THE TASK — Reproduce every line of the data below word for word, omitting any pictures from your response.

>> Begin INFORMATION SUPPLIED

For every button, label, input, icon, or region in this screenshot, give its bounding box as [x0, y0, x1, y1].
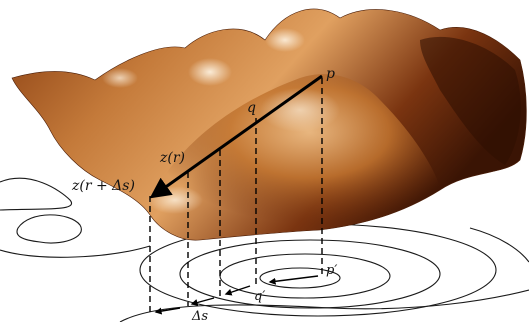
label-q-prime: q′	[254, 289, 265, 304]
contour-lines	[0, 177, 529, 322]
label-p: p	[326, 66, 335, 82]
projected-path	[154, 275, 319, 315]
contour-ring-3	[179, 239, 441, 309]
highlight-ridge-2	[265, 28, 305, 52]
proj-path-pq	[268, 275, 319, 285]
contour-ring-2	[219, 253, 391, 299]
label-z-r: z(r)	[159, 150, 185, 166]
highlight-ridge-3	[102, 68, 138, 88]
highlight-foot	[147, 186, 203, 214]
gradient-path-arrow	[149, 74, 323, 199]
highlight-ridge-1	[188, 58, 232, 86]
label-z-r-ds: z(r + Δs)	[71, 178, 135, 194]
label-q: q	[247, 100, 256, 116]
label-delta-s: Δs	[191, 309, 208, 322]
shadow-right	[420, 36, 521, 165]
contour-left-wave	[0, 177, 73, 211]
proj-path-delta	[154, 307, 181, 315]
highlight-peak	[260, 88, 340, 132]
projection-lines	[149, 78, 323, 312]
contour-bottom-arc	[119, 289, 529, 322]
contour-left-loop	[16, 214, 82, 244]
contour-right-arc	[469, 227, 529, 263]
proj-path-mid-end	[190, 297, 215, 306]
contour-ring-1	[259, 267, 341, 289]
contour-left-outer	[0, 245, 151, 258]
label-p-prime: p′	[326, 263, 337, 278]
hill-shading	[150, 74, 440, 240]
proj-path-q-mid	[224, 285, 251, 296]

>> End INFORMATION SUPPLIED

ANSWER FOR THIS EXERCISE —
For every button, label, input, icon, or region in this screenshot, give its bounding box as [x0, y0, x1, y1].
label-q-prime: q′	[254, 289, 265, 304]
contour-lines	[0, 177, 529, 322]
label-p: p	[326, 66, 335, 82]
projected-path	[154, 275, 319, 315]
contour-ring-3	[179, 239, 441, 309]
highlight-ridge-2	[265, 28, 305, 52]
proj-path-pq	[268, 275, 319, 285]
contour-ring-2	[219, 253, 391, 299]
label-z-r: z(r)	[159, 150, 185, 166]
highlight-ridge-3	[102, 68, 138, 88]
highlight-foot	[147, 186, 203, 214]
gradient-path-arrow	[149, 74, 323, 199]
highlight-ridge-1	[188, 58, 232, 86]
label-z-r-ds: z(r + Δs)	[71, 178, 135, 194]
label-q: q	[247, 100, 256, 116]
label-delta-s: Δs	[191, 309, 208, 322]
shadow-right	[420, 36, 521, 165]
contour-left-wave	[0, 177, 73, 211]
proj-path-delta	[154, 307, 181, 315]
highlight-peak	[260, 88, 340, 132]
projection-lines	[149, 78, 323, 312]
contour-bottom-arc	[119, 289, 529, 322]
contour-left-loop	[16, 214, 82, 244]
contour-right-arc	[469, 227, 529, 263]
proj-path-mid-end	[190, 297, 215, 306]
contour-ring-1	[259, 267, 341, 289]
contour-left-outer	[0, 245, 151, 258]
label-p-prime: p′	[326, 263, 337, 278]
hill-shading	[150, 74, 440, 240]
proj-path-q-mid	[224, 285, 251, 296]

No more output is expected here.